_WRITTEN PROBLEM_. Among the lines listed below, count those that include the string "Category", and state only the count.

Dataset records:
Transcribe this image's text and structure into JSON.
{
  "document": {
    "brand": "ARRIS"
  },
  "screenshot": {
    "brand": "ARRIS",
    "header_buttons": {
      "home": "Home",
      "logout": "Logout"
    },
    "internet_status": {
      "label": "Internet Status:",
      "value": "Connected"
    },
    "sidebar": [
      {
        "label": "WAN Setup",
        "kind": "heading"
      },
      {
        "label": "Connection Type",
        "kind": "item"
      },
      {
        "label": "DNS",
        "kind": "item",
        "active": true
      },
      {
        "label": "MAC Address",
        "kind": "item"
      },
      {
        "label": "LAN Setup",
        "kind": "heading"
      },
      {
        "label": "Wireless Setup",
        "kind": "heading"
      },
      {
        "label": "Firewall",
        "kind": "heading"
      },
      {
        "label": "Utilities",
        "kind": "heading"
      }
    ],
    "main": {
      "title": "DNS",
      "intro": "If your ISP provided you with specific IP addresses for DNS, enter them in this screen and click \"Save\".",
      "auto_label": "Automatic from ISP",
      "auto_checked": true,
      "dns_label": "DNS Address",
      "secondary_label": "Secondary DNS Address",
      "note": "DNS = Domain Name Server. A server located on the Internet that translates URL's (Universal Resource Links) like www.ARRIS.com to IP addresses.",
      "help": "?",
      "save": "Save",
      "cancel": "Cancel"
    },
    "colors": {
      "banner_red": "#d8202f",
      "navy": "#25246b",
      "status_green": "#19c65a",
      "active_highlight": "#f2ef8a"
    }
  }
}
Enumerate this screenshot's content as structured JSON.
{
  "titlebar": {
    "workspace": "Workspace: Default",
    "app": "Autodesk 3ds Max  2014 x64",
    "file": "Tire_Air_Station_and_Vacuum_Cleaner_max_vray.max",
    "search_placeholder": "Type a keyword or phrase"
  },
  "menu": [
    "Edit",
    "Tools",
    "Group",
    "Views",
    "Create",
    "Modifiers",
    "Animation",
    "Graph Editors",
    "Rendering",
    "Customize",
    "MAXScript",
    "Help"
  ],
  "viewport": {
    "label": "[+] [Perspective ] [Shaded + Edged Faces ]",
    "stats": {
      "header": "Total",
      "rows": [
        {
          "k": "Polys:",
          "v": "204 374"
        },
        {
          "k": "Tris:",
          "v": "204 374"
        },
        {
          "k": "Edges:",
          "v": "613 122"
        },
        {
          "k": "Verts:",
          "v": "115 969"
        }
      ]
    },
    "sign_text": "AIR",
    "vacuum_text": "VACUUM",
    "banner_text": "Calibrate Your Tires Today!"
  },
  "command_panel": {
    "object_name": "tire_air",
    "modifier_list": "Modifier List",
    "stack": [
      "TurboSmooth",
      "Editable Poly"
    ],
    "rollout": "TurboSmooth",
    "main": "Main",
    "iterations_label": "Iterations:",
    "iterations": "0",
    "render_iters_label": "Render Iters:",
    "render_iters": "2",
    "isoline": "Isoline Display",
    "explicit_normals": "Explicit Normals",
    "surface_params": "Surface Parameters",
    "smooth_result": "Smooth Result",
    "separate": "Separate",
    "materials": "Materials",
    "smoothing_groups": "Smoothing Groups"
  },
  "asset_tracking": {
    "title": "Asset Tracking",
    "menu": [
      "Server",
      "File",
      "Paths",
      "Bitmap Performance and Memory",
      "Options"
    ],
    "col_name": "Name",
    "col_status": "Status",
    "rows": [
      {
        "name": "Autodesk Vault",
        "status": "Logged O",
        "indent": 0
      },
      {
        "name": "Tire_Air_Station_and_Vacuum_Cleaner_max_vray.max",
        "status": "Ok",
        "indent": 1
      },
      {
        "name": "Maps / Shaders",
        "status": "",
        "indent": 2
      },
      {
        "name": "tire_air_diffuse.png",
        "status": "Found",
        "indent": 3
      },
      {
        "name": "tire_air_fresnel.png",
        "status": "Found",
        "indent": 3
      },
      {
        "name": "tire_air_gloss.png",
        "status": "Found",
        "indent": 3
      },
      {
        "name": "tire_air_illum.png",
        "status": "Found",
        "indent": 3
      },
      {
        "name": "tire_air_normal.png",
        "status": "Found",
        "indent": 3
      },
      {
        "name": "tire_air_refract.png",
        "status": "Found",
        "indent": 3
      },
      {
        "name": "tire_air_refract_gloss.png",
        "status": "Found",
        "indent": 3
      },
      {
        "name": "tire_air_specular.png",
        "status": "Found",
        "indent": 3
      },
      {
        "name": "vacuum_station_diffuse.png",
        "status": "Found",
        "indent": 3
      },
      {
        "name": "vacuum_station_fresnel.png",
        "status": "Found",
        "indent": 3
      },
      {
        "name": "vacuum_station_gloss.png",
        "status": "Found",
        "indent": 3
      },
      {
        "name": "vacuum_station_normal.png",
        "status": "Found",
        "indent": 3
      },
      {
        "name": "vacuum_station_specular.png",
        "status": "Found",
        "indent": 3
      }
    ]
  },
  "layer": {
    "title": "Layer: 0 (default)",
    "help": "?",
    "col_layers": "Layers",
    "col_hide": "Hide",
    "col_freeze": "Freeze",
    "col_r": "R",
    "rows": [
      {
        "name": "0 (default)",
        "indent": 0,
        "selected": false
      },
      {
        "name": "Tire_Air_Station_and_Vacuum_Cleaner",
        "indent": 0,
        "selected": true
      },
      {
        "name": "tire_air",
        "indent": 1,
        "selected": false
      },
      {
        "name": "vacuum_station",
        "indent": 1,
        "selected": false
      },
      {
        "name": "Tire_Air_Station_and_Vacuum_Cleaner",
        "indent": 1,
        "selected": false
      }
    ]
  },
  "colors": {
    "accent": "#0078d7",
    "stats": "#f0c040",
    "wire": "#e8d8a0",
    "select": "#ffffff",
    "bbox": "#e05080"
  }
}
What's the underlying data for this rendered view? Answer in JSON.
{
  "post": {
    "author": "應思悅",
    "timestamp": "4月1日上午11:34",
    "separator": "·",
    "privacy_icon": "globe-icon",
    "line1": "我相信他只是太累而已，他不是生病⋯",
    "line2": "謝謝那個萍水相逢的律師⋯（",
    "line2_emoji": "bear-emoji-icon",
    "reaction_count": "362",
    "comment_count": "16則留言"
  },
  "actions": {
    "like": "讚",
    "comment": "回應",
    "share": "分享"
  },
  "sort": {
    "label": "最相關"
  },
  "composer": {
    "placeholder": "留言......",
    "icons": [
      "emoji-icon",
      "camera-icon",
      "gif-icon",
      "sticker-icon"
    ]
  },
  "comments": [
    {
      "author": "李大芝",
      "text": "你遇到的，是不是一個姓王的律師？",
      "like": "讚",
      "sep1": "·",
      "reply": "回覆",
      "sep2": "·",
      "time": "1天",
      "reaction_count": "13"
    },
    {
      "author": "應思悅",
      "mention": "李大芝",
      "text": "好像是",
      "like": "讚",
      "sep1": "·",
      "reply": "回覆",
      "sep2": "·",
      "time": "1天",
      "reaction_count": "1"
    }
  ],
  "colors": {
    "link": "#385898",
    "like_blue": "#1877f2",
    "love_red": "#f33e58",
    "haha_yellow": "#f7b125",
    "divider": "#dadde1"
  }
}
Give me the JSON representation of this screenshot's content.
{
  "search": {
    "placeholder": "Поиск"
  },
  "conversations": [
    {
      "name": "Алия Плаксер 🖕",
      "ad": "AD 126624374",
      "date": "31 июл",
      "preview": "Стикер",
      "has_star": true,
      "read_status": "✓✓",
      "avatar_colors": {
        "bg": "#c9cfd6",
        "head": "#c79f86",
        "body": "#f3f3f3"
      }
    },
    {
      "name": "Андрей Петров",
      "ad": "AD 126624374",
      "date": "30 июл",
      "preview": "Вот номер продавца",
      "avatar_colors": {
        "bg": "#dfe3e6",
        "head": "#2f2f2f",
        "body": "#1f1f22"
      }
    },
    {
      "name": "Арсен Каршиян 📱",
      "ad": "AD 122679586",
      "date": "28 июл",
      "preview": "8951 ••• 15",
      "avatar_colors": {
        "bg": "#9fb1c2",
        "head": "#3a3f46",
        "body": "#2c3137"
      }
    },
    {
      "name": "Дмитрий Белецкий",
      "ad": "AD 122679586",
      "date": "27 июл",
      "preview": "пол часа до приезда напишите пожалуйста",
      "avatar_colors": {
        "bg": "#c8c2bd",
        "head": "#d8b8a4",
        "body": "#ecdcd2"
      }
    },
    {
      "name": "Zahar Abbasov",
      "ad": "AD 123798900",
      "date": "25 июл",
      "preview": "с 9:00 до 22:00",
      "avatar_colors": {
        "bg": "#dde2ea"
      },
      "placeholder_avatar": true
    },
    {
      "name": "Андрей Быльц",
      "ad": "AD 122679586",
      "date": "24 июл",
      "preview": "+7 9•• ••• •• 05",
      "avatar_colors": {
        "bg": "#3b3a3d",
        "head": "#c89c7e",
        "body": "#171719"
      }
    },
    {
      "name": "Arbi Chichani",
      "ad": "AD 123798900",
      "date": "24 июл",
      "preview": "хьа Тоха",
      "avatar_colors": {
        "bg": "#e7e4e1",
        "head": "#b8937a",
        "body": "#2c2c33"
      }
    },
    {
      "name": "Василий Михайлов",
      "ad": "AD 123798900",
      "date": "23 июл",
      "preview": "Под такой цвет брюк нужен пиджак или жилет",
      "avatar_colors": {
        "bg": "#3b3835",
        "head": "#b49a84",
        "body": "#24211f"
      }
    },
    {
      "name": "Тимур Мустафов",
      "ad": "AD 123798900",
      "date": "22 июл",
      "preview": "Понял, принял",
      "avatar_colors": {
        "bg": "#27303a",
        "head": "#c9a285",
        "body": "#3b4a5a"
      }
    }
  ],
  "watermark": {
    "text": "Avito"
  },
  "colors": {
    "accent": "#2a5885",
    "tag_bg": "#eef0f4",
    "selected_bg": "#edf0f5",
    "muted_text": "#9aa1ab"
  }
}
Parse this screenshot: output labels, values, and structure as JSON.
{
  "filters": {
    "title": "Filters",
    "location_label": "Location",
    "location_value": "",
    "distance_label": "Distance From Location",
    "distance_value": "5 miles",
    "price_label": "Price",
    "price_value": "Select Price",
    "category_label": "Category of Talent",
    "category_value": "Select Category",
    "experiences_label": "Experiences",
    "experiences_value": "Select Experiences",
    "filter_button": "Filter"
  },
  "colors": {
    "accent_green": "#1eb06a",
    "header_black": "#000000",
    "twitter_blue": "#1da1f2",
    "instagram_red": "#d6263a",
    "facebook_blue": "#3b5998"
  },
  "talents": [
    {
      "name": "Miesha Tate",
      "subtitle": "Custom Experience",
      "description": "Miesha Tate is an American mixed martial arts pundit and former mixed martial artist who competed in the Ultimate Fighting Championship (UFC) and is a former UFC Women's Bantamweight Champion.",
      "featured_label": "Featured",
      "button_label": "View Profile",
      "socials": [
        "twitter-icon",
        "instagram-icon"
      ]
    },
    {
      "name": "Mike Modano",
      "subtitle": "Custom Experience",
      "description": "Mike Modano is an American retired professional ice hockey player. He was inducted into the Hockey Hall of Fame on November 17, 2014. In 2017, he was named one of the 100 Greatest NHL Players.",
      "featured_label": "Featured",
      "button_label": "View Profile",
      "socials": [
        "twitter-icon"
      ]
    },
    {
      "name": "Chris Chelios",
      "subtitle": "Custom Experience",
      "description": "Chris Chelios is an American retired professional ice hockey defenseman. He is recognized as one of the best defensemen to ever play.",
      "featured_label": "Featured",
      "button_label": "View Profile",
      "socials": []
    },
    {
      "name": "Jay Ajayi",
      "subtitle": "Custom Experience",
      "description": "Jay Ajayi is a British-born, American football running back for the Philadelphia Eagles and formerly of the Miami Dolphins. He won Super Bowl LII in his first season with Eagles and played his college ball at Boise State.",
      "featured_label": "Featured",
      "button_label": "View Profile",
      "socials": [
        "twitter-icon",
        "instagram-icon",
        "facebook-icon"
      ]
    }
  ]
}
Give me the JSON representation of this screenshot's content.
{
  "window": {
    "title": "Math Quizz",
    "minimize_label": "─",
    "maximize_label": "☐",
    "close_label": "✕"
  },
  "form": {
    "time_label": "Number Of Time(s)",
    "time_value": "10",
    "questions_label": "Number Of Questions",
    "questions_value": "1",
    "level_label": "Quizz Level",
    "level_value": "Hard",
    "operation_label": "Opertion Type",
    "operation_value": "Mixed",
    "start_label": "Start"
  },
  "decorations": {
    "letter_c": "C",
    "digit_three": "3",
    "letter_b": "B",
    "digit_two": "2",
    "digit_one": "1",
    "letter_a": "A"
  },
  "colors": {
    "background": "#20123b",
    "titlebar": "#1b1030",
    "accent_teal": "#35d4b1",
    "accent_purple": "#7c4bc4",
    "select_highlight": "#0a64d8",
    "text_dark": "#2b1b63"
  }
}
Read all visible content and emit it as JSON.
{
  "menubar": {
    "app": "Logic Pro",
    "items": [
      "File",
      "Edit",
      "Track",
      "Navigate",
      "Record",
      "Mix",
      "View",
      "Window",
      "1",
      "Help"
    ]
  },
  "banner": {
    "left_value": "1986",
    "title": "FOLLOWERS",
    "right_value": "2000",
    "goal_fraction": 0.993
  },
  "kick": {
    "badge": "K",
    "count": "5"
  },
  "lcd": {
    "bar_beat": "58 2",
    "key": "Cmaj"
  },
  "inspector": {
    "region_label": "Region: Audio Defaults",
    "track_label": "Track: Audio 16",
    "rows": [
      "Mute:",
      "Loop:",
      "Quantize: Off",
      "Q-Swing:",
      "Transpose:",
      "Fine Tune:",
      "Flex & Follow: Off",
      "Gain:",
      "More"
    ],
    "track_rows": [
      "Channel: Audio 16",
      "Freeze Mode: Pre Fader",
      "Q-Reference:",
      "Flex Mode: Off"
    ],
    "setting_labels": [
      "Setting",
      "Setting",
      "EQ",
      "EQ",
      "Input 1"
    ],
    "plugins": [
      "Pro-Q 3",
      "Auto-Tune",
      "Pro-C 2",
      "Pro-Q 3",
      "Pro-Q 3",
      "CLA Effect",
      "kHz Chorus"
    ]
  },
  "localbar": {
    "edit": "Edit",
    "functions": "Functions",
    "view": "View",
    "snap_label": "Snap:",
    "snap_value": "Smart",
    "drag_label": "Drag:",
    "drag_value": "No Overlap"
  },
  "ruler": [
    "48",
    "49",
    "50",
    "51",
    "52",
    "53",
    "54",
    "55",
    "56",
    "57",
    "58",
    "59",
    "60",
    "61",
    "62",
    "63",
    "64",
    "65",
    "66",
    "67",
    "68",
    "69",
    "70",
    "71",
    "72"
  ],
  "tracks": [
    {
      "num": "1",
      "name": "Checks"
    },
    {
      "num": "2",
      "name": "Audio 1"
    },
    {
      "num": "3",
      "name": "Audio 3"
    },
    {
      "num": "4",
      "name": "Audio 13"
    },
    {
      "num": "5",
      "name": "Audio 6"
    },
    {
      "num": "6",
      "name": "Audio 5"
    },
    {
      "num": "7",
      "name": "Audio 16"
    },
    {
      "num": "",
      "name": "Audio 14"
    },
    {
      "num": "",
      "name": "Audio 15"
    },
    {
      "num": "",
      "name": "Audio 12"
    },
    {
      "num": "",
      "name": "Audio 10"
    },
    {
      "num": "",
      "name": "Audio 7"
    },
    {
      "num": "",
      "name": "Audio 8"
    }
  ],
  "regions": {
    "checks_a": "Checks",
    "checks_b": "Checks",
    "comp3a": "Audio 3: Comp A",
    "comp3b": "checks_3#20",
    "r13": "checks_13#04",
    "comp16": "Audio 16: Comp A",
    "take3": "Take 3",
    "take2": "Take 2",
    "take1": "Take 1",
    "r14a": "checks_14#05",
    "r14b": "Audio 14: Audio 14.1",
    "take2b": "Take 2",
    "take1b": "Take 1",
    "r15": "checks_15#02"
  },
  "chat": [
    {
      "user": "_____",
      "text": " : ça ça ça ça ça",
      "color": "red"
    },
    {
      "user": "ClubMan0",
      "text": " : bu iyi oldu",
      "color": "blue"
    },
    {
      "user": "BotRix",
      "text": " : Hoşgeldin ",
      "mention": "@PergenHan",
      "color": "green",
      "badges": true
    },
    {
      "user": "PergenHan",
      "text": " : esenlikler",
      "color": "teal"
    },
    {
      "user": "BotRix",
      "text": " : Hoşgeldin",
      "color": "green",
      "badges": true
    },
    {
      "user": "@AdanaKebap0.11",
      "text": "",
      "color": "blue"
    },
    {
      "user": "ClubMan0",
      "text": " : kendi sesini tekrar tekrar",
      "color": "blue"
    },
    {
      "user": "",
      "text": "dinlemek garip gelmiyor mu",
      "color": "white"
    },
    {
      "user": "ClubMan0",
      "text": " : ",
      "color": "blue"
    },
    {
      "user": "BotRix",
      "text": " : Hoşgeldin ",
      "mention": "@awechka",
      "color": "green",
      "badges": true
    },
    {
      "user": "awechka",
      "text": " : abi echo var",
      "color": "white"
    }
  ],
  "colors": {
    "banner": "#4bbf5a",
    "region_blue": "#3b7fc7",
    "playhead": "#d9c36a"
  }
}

_SOLVED PROBLEM_. 2